→ Short problem
Give the number of lines in the listing that hold the word "JSON". Write nothing but that number.

→ Available data
--------
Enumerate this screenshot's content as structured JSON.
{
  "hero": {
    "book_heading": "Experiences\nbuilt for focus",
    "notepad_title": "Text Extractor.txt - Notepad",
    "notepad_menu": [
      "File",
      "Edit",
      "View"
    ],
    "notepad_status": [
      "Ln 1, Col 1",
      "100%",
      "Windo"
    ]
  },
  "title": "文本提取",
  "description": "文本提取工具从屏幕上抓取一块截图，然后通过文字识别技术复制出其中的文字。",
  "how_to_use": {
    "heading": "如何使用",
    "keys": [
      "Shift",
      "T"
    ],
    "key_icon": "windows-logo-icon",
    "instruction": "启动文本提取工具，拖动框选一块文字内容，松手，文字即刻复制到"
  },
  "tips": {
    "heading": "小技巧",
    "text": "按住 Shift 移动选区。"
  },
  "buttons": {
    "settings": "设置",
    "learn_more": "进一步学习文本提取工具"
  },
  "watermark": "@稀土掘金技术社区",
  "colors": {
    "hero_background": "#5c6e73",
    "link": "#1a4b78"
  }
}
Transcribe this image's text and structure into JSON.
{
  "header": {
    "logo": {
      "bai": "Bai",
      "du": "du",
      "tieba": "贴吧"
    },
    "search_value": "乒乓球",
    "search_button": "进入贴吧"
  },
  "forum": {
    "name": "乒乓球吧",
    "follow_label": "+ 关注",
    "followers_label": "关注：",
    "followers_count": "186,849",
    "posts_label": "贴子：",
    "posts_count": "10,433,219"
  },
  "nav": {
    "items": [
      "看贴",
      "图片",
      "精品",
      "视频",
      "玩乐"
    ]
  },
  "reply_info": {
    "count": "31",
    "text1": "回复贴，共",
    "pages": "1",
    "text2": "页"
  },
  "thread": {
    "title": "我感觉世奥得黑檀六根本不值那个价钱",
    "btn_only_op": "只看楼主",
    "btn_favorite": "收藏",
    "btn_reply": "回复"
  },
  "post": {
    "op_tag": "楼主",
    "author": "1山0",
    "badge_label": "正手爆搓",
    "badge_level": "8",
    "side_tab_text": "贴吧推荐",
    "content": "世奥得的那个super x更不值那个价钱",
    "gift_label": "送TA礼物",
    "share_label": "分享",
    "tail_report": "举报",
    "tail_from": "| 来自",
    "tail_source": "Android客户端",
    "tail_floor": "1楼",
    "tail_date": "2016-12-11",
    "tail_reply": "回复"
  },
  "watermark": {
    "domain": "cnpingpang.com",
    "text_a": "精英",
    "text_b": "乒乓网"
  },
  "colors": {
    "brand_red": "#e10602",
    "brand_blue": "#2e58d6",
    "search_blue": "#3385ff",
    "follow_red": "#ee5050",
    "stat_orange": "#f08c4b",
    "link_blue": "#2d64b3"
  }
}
--------
→ Answer to the task
2